■ **WHAT IS EXPECTED**:
Find the lines with "from" in them and copy them out.

■ **ROWS**:
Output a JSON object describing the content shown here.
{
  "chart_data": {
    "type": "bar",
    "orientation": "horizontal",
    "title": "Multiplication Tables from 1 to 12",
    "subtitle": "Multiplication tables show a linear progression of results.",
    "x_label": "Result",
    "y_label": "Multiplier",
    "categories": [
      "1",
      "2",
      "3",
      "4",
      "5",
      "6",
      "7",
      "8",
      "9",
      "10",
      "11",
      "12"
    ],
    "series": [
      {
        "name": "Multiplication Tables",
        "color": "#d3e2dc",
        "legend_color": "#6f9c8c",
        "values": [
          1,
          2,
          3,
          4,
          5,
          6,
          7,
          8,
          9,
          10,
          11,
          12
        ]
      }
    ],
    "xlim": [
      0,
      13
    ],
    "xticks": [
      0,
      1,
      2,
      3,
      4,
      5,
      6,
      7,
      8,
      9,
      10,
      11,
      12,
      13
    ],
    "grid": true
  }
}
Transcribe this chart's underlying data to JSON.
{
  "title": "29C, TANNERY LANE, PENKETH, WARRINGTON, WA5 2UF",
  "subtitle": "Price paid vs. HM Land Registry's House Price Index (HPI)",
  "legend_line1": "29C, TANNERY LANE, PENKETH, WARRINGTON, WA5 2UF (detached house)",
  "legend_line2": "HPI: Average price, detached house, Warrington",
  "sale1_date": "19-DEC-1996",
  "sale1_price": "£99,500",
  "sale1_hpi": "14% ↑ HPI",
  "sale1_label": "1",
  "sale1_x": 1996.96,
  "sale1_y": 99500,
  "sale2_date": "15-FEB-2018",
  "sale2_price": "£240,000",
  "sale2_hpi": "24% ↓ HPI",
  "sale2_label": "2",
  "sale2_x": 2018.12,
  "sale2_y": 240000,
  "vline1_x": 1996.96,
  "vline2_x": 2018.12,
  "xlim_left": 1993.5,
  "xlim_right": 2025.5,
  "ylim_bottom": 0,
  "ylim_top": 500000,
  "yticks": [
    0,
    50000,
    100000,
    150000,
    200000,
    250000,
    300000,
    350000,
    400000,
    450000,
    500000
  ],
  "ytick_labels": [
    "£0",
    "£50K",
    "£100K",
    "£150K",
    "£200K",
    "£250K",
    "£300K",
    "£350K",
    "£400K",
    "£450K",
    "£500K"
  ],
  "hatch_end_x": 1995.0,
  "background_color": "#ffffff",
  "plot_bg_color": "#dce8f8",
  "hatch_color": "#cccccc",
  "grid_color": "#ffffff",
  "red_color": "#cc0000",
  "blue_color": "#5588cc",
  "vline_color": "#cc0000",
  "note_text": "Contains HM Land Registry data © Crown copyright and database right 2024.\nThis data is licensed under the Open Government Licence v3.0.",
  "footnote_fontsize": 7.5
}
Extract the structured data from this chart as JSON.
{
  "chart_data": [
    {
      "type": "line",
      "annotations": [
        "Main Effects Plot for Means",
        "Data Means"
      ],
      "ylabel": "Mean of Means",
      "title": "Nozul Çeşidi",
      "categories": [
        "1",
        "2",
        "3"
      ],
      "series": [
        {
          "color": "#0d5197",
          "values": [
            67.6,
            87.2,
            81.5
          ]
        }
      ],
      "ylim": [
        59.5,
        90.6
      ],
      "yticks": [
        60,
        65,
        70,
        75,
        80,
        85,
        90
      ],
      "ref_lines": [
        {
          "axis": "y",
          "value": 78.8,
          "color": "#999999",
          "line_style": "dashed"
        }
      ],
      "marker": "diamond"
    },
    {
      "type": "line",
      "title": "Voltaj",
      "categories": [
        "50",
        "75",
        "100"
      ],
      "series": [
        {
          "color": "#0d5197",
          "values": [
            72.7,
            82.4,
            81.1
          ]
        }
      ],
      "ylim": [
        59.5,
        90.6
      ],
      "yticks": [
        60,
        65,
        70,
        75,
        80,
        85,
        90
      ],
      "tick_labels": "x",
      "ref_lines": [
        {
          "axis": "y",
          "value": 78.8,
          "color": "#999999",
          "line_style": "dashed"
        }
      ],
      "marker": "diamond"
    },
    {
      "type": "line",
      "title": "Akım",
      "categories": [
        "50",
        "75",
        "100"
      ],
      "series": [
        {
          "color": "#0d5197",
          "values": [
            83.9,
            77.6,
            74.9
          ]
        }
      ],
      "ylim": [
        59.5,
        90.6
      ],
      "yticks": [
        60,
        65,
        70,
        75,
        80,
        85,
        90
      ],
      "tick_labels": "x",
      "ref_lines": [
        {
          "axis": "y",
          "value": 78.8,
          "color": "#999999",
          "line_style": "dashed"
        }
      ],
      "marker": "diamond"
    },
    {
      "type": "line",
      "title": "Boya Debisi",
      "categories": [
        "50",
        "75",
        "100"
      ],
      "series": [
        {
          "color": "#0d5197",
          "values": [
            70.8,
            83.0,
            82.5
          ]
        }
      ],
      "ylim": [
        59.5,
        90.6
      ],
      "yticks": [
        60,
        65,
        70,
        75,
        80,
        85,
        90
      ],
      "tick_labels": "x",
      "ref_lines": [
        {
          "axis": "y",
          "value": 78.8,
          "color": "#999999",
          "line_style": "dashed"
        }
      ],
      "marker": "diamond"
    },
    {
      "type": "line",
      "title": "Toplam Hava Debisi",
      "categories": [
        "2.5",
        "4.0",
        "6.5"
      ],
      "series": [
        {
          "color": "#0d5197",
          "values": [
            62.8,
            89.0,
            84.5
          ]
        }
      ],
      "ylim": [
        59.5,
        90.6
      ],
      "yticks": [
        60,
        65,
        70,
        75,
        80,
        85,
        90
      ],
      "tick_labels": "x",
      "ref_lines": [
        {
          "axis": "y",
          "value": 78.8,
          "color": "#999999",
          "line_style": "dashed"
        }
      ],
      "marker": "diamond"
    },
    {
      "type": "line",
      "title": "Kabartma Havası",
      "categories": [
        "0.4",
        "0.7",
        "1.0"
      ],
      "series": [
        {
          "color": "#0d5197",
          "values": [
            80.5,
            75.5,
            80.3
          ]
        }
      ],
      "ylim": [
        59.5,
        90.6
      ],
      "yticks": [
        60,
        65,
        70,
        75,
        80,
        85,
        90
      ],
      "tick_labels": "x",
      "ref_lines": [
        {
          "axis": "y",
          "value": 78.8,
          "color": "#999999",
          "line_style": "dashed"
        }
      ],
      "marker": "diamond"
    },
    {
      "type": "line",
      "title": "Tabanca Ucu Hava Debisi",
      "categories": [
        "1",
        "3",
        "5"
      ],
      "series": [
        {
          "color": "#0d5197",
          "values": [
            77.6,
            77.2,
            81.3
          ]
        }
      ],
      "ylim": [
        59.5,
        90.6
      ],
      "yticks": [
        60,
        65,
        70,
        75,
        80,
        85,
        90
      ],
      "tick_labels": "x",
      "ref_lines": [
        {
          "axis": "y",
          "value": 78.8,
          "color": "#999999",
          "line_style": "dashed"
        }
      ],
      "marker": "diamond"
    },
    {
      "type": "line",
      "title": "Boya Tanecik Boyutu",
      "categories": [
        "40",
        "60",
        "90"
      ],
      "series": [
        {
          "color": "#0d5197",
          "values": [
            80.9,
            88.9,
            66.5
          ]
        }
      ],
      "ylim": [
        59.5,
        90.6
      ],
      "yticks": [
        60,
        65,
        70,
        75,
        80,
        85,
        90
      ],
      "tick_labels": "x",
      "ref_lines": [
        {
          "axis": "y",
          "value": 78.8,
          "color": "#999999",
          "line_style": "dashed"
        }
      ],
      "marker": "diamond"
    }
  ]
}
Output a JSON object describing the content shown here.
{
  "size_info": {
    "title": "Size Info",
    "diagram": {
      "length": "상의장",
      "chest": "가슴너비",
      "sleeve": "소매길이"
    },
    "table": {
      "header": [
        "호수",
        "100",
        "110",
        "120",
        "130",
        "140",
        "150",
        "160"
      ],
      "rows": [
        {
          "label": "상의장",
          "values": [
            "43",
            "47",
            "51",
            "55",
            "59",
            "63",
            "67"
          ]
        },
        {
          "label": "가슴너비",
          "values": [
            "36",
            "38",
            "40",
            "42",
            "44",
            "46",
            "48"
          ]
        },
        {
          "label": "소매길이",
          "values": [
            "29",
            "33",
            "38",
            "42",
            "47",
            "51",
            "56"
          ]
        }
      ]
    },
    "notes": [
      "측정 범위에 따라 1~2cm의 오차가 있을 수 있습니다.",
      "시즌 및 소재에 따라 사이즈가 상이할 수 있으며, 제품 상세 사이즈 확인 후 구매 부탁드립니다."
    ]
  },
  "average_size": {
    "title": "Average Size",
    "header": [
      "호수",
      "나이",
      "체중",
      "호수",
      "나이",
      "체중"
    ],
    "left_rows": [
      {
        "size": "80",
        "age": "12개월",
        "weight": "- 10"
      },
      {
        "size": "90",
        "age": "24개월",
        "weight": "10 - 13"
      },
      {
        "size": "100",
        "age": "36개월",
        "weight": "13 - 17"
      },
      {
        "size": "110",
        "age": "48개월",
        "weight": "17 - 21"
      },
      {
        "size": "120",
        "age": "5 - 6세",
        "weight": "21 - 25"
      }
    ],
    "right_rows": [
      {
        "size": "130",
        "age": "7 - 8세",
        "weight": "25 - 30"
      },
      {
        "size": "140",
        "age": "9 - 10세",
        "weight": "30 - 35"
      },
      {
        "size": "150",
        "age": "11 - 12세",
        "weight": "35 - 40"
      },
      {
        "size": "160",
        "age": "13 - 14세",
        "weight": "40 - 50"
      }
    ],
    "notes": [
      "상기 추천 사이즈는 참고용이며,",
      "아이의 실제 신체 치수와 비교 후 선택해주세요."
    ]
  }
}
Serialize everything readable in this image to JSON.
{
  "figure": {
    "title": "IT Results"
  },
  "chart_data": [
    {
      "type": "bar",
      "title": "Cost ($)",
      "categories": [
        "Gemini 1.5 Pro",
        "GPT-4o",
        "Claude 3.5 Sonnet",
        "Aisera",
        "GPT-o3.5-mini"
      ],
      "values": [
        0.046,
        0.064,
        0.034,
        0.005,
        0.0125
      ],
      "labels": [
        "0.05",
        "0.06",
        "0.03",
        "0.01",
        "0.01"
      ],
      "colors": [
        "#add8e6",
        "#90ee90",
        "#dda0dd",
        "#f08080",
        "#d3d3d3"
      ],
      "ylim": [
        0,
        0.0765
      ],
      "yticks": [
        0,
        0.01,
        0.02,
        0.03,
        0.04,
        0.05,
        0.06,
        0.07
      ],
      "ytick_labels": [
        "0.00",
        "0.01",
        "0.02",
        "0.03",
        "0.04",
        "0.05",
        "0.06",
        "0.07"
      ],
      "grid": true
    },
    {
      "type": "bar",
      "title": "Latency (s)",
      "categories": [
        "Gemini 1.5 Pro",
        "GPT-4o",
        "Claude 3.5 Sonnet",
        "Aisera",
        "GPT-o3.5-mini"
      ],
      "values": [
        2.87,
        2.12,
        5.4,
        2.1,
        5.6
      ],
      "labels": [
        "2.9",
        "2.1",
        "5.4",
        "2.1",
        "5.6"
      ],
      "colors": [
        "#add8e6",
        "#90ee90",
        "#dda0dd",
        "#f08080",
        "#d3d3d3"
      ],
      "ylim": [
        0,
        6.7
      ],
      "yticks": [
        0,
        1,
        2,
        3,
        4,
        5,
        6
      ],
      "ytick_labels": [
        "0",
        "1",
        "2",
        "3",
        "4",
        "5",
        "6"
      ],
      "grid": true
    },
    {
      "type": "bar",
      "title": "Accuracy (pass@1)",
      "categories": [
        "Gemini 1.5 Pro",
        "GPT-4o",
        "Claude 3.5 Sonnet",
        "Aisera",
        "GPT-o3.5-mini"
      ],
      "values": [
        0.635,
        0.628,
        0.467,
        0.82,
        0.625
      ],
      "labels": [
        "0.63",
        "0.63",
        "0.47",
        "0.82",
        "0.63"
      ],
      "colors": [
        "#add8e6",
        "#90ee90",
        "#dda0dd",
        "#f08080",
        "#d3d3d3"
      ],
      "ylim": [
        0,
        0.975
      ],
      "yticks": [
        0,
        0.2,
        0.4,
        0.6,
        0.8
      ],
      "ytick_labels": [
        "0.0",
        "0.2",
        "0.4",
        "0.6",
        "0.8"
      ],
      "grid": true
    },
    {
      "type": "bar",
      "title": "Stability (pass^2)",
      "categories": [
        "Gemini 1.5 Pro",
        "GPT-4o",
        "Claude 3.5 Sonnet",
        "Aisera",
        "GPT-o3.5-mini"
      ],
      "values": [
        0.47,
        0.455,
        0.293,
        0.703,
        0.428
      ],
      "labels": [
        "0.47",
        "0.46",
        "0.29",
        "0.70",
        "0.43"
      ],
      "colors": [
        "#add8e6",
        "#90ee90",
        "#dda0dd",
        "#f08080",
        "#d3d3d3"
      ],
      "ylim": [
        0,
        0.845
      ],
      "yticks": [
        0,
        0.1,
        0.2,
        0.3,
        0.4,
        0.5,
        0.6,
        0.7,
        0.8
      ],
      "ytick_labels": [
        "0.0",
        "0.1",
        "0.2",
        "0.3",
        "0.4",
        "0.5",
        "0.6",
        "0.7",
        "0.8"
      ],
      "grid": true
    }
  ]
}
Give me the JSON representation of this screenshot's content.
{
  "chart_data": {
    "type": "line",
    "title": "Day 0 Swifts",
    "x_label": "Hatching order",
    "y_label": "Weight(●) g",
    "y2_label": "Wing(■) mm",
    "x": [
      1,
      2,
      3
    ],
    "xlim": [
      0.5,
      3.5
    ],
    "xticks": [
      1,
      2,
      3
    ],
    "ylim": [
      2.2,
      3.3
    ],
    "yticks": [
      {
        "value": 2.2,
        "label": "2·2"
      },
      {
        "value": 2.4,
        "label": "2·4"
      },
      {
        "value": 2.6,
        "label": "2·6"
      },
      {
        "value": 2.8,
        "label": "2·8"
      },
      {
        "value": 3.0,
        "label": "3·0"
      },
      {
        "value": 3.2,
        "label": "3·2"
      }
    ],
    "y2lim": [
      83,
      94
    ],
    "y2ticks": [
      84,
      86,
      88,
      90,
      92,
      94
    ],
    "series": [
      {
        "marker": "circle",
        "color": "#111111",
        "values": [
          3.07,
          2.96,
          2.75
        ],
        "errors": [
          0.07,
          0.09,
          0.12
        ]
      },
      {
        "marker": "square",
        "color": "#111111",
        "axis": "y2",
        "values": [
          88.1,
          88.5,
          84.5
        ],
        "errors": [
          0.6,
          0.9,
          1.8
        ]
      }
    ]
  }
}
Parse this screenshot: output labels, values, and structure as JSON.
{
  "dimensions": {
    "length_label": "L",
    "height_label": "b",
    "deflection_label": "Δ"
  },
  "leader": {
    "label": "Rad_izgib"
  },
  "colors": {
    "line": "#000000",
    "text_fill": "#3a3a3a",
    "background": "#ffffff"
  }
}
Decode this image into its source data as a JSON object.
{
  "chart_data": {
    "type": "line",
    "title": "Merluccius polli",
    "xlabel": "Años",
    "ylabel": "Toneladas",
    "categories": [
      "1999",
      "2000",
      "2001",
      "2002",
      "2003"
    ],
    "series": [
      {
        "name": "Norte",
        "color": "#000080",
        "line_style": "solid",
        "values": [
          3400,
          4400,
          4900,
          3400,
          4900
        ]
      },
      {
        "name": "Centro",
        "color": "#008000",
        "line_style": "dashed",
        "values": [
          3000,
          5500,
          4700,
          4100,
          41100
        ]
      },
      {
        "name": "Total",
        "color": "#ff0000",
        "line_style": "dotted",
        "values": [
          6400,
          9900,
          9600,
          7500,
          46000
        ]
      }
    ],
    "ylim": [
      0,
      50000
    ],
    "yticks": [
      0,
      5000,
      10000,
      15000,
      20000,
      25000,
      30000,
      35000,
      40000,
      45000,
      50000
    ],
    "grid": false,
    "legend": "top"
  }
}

■ **CORRECT OUTPUT**:
    "title": "Multiplication Tables from 1 to 12",
Extract the structured data from this chart as JSON.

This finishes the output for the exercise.